• **EXERCISE BRIEF**
Read the listing below and copy out every line that holds "screenshot".

• **DATASET EXCERPTS**
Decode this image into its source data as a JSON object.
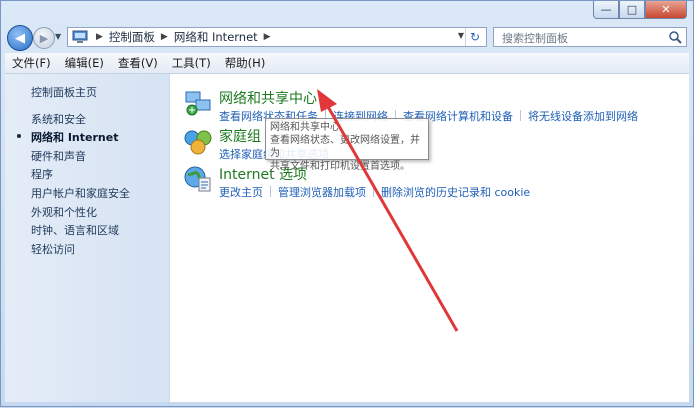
{
  "window": {
    "controls": {
      "minimize": "—",
      "maximize": "□",
      "close": "✕"
    }
  },
  "nav": {
    "back_glyph": "◀",
    "forward_glyph": "▶",
    "breadcrumb": [
      "控制面板",
      "网络和 Internet"
    ],
    "search_placeholder": "搜索控制面板",
    "refresh_glyph": "↻"
  },
  "menu": [
    "文件(F)",
    "编辑(E)",
    "查看(V)",
    "工具(T)",
    "帮助(H)"
  ],
  "sidebar": {
    "home": "控制面板主页",
    "items": [
      "系统和安全",
      "网络和 Internet",
      "硬件和声音",
      "程序",
      "用户帐户和家庭安全",
      "外观和个性化",
      "时钟、语言和区域",
      "轻松访问"
    ],
    "current_index": 1
  },
  "categories": [
    {
      "title": "网络和共享中心",
      "icon": "network-sharing-icon",
      "links": [
        "查看网络状态和任务",
        "连接到网络",
        "查看网络计算机和设备",
        "将无线设备添加到网络"
      ]
    },
    {
      "title": "家庭组",
      "icon": "homegroup-icon",
      "links": [
        "选择家庭组和共享选项"
      ]
    },
    {
      "title": "Internet 选项",
      "icon": "internet-options-icon",
      "links": [
        "更改主页",
        "管理浏览器加载项",
        "删除浏览的历史记录和 cookie"
      ]
    }
  ],
  "tooltip": {
    "title": "网络和共享中心",
    "body_line1": "查看网络状态、更改网络设置，并为",
    "body_line2": "共享文件和打印机设置首选项。"
  },
  "colors": {
    "link": "#1f5fb7",
    "category_title": "#1c7a1f",
    "annotation_arrow": "#e0383a"
  }
}
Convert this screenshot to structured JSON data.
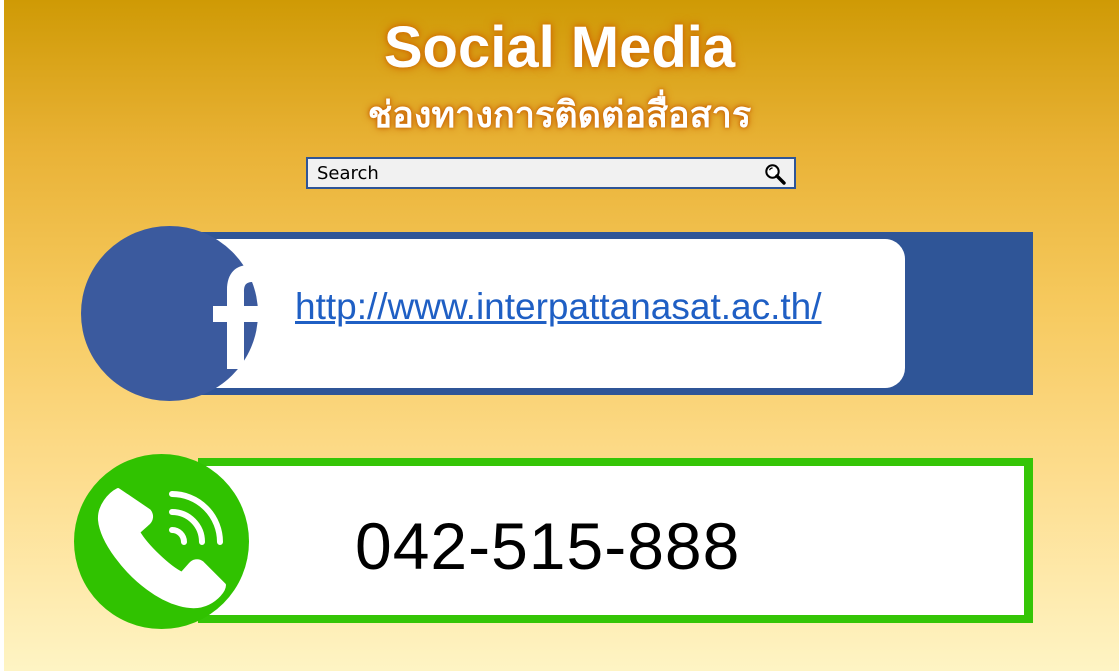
{
  "header": {
    "title": "Social Media",
    "subtitle": "ช่องทางการติดต่อสื่อสาร"
  },
  "search": {
    "placeholder": "Search",
    "icon": "magnifier-icon"
  },
  "facebook": {
    "icon": "facebook-icon",
    "url": "http://www.interpattanasat.ac.th/",
    "brand_color": "#2f5597"
  },
  "phone": {
    "icon": "phone-call-icon",
    "number": "042-515-888",
    "brand_color": "#35c506"
  },
  "colors": {
    "background_top": "#cf9a05",
    "background_bottom": "#fef4c4"
  }
}
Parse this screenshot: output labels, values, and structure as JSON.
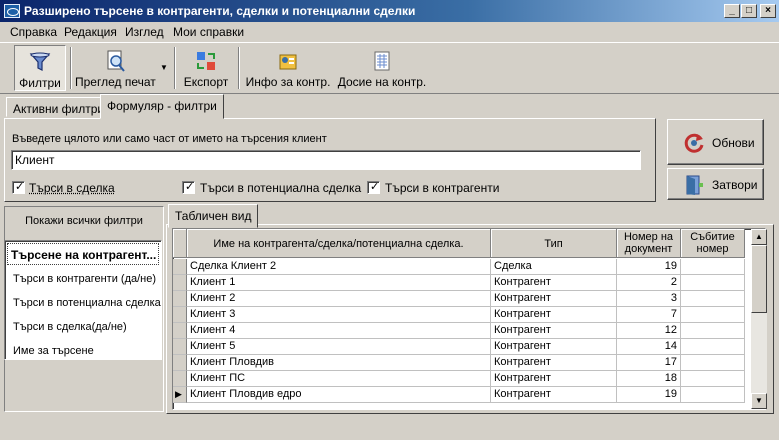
{
  "window": {
    "title": "Разширено търсене в контрагенти, сделки и потенциални сделки",
    "minimize": "_",
    "maximize": "□",
    "close": "×"
  },
  "menu": [
    "Справка",
    "Редакция",
    "Изглед",
    "Мои справки"
  ],
  "toolbar": {
    "filters": "Филтри",
    "print_preview": "Преглед печат",
    "export": "Експорт",
    "contractor_info": "Инфо за контр.",
    "contractor_dossier": "Досие на контр."
  },
  "tabs": {
    "active_filters": "Активни филтри",
    "filter_form": "Формуляр - филтри"
  },
  "form": {
    "prompt": "Въведете цялото или само част от името на търсения клиент",
    "search_value": "Клиент",
    "checkboxes": [
      {
        "label": "Търси в сделка",
        "checked": true
      },
      {
        "label": "Търси в потенциална сделка",
        "checked": true
      },
      {
        "label": "Търси в контрагенти",
        "checked": true
      }
    ]
  },
  "buttons": {
    "refresh": "Обнови",
    "close": "Затвори"
  },
  "left_panel": {
    "show_all": "Покажи всички филтри",
    "items": [
      "Търсене на контрагент...",
      "Търси в контрагенти (да/не)",
      "Търси в потенциална сделка",
      "Търси в сделка(да/не)",
      "Име за търсене"
    ]
  },
  "grid_tab": "Табличен вид",
  "grid": {
    "headers": {
      "name": "Име на контрагента/сделка/потенциална сделка.",
      "type": "Тип",
      "doc_no_1": "Номер на",
      "doc_no_2": "документ",
      "event_no_1": "Събитие",
      "event_no_2": "номер"
    },
    "rows": [
      {
        "name": "Сделка Клиент 2",
        "type": "Сделка",
        "doc": "19",
        "event": ""
      },
      {
        "name": "Клиент 1",
        "type": "Контрагент",
        "doc": "2",
        "event": ""
      },
      {
        "name": "Клиент 2",
        "type": "Контрагент",
        "doc": "3",
        "event": ""
      },
      {
        "name": "Клиент 3",
        "type": "Контрагент",
        "doc": "7",
        "event": ""
      },
      {
        "name": "Клиент 4",
        "type": "Контрагент",
        "doc": "12",
        "event": ""
      },
      {
        "name": "Клиент 5",
        "type": "Контрагент",
        "doc": "14",
        "event": ""
      },
      {
        "name": "Клиент Пловдив",
        "type": "Контрагент",
        "doc": "17",
        "event": ""
      },
      {
        "name": "Клиент ПС",
        "type": "Контрагент",
        "doc": "18",
        "event": ""
      },
      {
        "name": "Клиент Пловдив едро",
        "type": "Контрагент",
        "doc": "19",
        "event": "",
        "current": true
      }
    ]
  }
}
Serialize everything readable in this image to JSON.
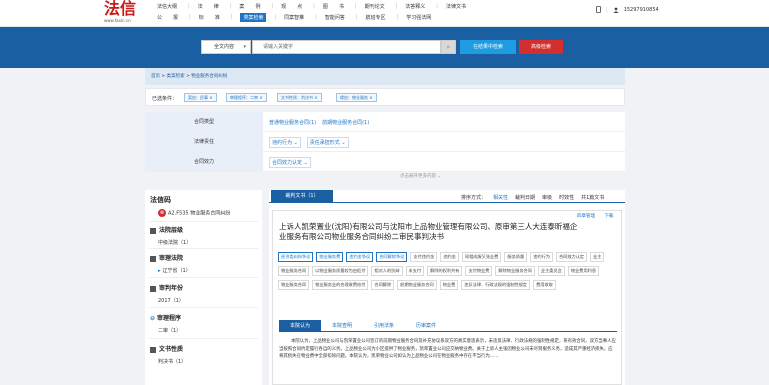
{
  "header": {
    "logo_text": "法信",
    "logo_url": "www.faxin.cn",
    "nav_row1": [
      "法信大纲",
      "|",
      "法",
      "律",
      "|",
      "案",
      "例",
      "|",
      "观",
      "点",
      "|",
      "图",
      "书",
      "|",
      "期刊论文",
      "|",
      "法答释义",
      "|",
      "法律文书"
    ],
    "nav_row2": [
      "公",
      "报",
      "|",
      "标",
      "准",
      "|",
      "类案检索",
      "|",
      "同案智推",
      "|",
      "智能问答",
      "|",
      "航班专区",
      "|",
      "学习强法网"
    ],
    "active_nav": "类案检索",
    "phone": "15297910854"
  },
  "search": {
    "type_label": "全文内容",
    "placeholder": "请输入关键字",
    "search_within_label": "在结果中检索",
    "advanced_label": "高级检索"
  },
  "breadcrumb": {
    "home": "首页",
    "sep": " > ",
    "level1": "类案检索",
    "level2": "物业服务合同纠纷"
  },
  "chosen": {
    "label": "已选条件：",
    "chips": [
      "案由：民事 ✕",
      "审理程序：二审 ✕",
      "文书性质：判决书 ✕",
      "缘由：物业服务 ✕"
    ]
  },
  "filters": [
    {
      "label": "合同类型",
      "values": [
        "普通物业服务合同(1)",
        "前期物业服务合同(1)"
      ],
      "style": "plain"
    },
    {
      "label": "法律责任",
      "values": [
        "违约行为 ⌄",
        "责任承担形式 ⌄"
      ],
      "style": "boxed"
    },
    {
      "label": "合同效力",
      "values": [
        "合同效力认定 ⌄"
      ],
      "style": "boxed"
    }
  ],
  "expand_label": "点击展开更多内容 ⌄",
  "sidebar": {
    "title": "法信码",
    "code": "A2.F535 物业服务合同纠纷",
    "sections": [
      {
        "title": "法院层级",
        "items": [
          "中级法院（1）"
        ]
      },
      {
        "title": "审理法院",
        "items": [
          "辽宁省（1）"
        ]
      },
      {
        "title": "审判年份",
        "items": [
          "2017（1）"
        ]
      },
      {
        "title": "审理程序",
        "items": [
          "二审（1）"
        ]
      },
      {
        "title": "文书性质",
        "items": [
          "判决书（1）"
        ]
      }
    ]
  },
  "results": {
    "tab_label": "裁判文书（1）",
    "sort_label": "排序方式：",
    "sort_options": [
      "相关性",
      "裁判日期",
      "审级",
      "时效性"
    ],
    "count_prefix": "共",
    "count": "1",
    "count_suffix": "篇文书"
  },
  "document": {
    "actions": [
      "四章管理",
      "下载"
    ],
    "title": "上诉人凯荣置业(沈阳)有限公司与沈阳市上品物业管理有限公司、原审第三人大连泰昕福企业服务有限公司物业服务合同纠纷二审民事判决书",
    "tags": [
      "经济类纠纷争议",
      "物业服务费",
      "违约金争议",
      "合同解除争议",
      "支付违约金",
      "违约金",
      "同相成服又张业费",
      "服务质量",
      "违约行为",
      "合同效力认定",
      "业主",
      "物业服务合同",
      "以物业服务质量较为由拒付",
      "相对人的抗辩",
      "未支付",
      "解除的权利共有",
      "支付物业费",
      "解除物业服务合同",
      "业主委员会",
      "物业费用利息",
      "物业服务合同",
      "物业服务业的合理收费给付",
      "合同解除",
      "前期物业服务合同",
      "物业费",
      "违反法律、行政法规的强制性规定",
      "费用收取"
    ],
    "highlight_tags": [
      0,
      1,
      2,
      3
    ],
    "tabs": [
      "本院认为",
      "本院查明",
      "引用法条",
      "历审案件"
    ],
    "body": "本院认为，上品物业公司与凯荣置业公司签订的前期物业服务合同及补充协议系双方的真实意思表示，未违反法律、行政法规的强制性规定，系有效合同，双方当事人应当按照合同约定履行各自的义务。上品物业公司为小区提供了物业服务，凯荣置业公司应交纳物业费。关于上诉人主张因物业公司未尽到服务义务，造成其严重经济损失，应将其损失在物业费中全部扣除问题，本院认为，凯荣物业公司如认为上品物业公司在物业服务中存在不当行为……"
  }
}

• **FULL OUTPUT**
Convert this screenshot to structured JSON data.
Parse this screenshot: output labels, values, and structure as JSON.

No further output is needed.